STATED TASK:
Drop all images and give the records again exactly.

Records from a data source:
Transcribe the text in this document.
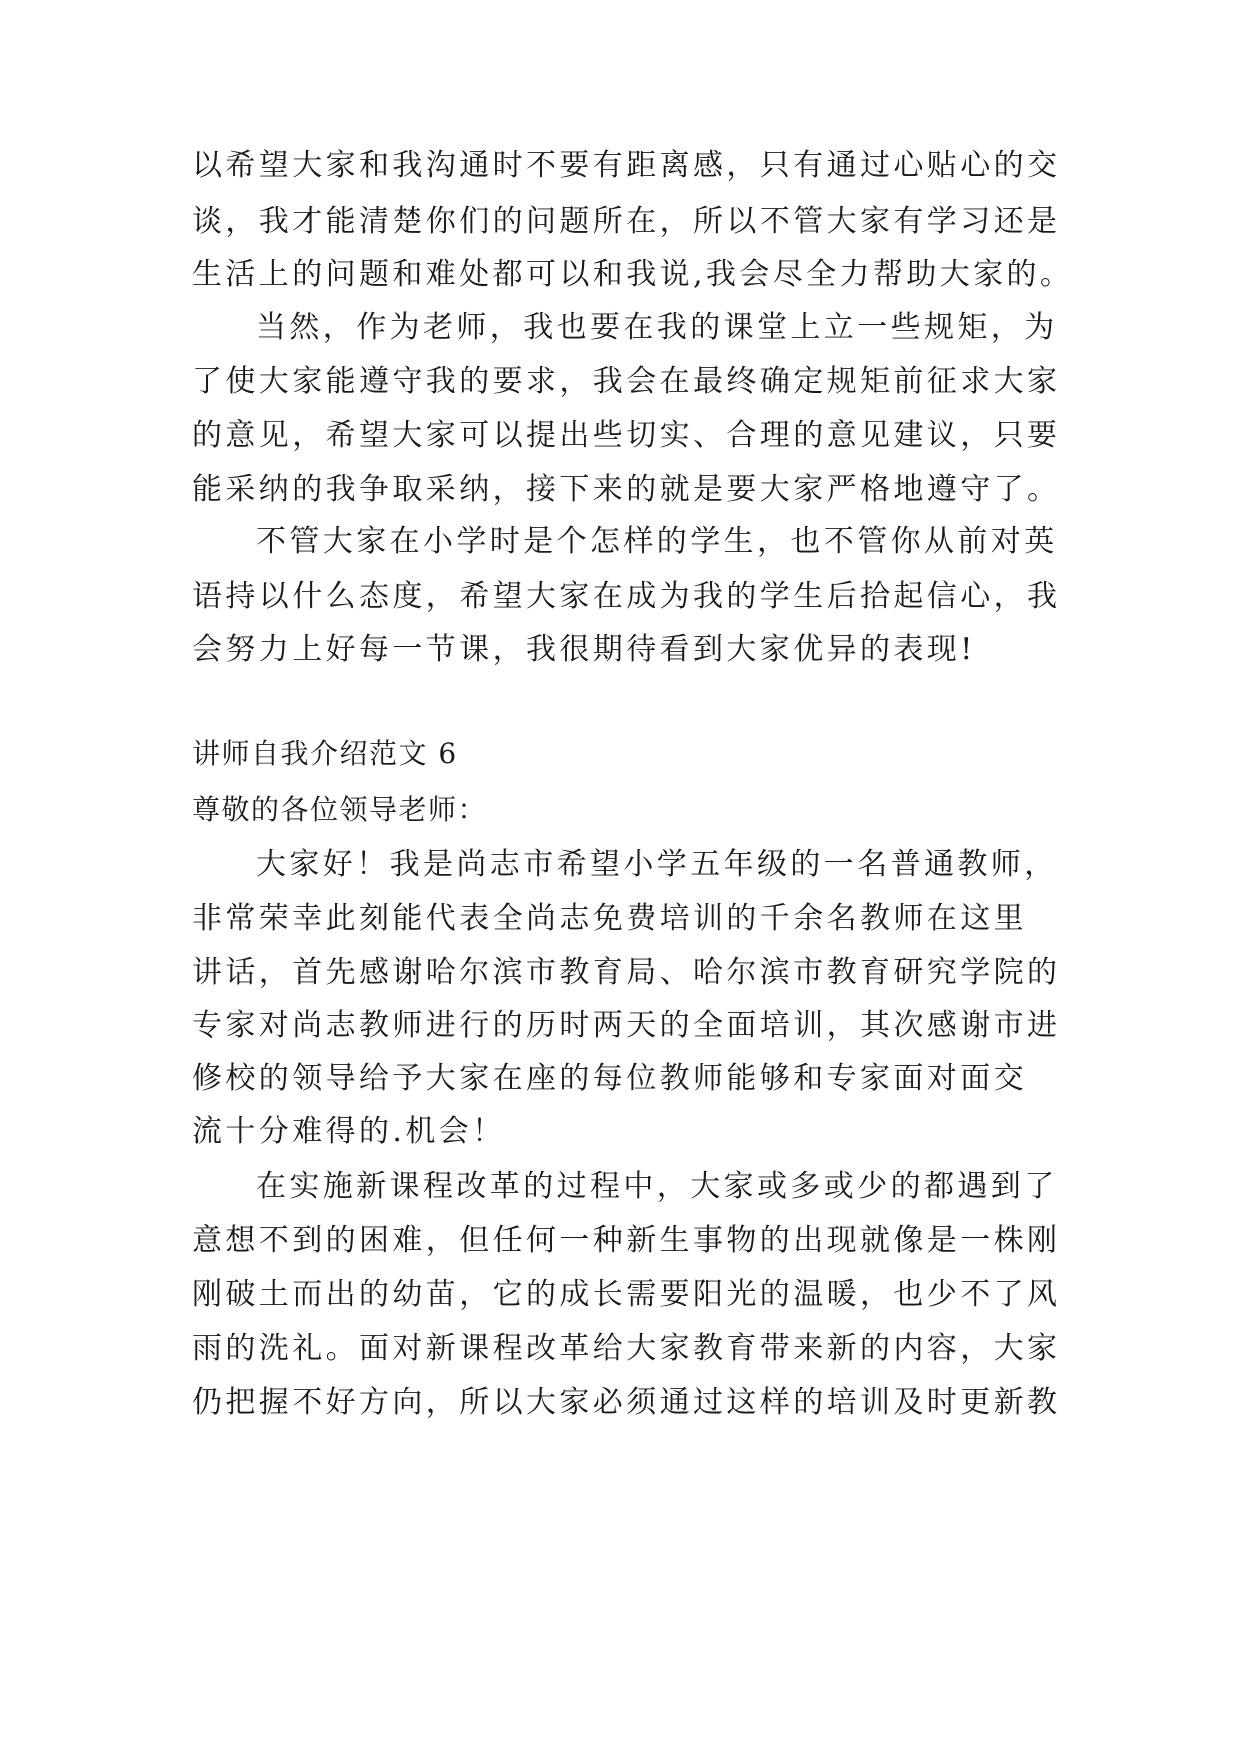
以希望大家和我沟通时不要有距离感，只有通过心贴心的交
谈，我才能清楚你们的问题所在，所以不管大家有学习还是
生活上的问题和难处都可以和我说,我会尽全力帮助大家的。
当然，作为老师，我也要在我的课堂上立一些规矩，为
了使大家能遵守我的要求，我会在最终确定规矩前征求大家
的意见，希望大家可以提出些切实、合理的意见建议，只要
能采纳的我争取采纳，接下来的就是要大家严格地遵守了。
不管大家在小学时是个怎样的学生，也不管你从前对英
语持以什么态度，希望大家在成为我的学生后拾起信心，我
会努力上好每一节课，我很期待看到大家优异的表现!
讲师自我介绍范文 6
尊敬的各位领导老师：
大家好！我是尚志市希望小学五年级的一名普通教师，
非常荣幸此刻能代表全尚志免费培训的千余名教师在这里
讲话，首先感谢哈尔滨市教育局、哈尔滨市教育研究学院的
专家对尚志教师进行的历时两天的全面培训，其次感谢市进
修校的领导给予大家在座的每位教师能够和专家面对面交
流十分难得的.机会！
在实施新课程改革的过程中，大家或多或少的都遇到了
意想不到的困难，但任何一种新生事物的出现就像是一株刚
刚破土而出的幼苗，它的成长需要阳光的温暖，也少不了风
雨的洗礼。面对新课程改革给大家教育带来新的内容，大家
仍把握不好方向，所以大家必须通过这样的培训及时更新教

OUTPUT FOR THIS EXERCISE:
Transcribe the text in this document.
以希望大家和我沟通时不要有距离感，只有通过心贴心的交
谈，我才能清楚你们的问题所在，所以不管大家有学习还是
生活上的问题和难处都可以和我说,我会尽全力帮助大家的。
当然，作为老师，我也要在我的课堂上立一些规矩，为
了使大家能遵守我的要求，我会在最终确定规矩前征求大家
的意见，希望大家可以提出些切实、合理的意见建议，只要
能采纳的我争取采纳，接下来的就是要大家严格地遵守了。
不管大家在小学时是个怎样的学生，也不管你从前对英
语持以什么态度，希望大家在成为我的学生后拾起信心，我
会努力上好每一节课，我很期待看到大家优异的表现!
讲师自我介绍范文 6
尊敬的各位领导老师：
大家好！我是尚志市希望小学五年级的一名普通教师，
非常荣幸此刻能代表全尚志免费培训的千余名教师在这里
讲话，首先感谢哈尔滨市教育局、哈尔滨市教育研究学院的
专家对尚志教师进行的历时两天的全面培训，其次感谢市进
修校的领导给予大家在座的每位教师能够和专家面对面交
流十分难得的.机会！
在实施新课程改革的过程中，大家或多或少的都遇到了
意想不到的困难，但任何一种新生事物的出现就像是一株刚
刚破土而出的幼苗，它的成长需要阳光的温暖，也少不了风
雨的洗礼。面对新课程改革给大家教育带来新的内容，大家
仍把握不好方向，所以大家必须通过这样的培训及时更新教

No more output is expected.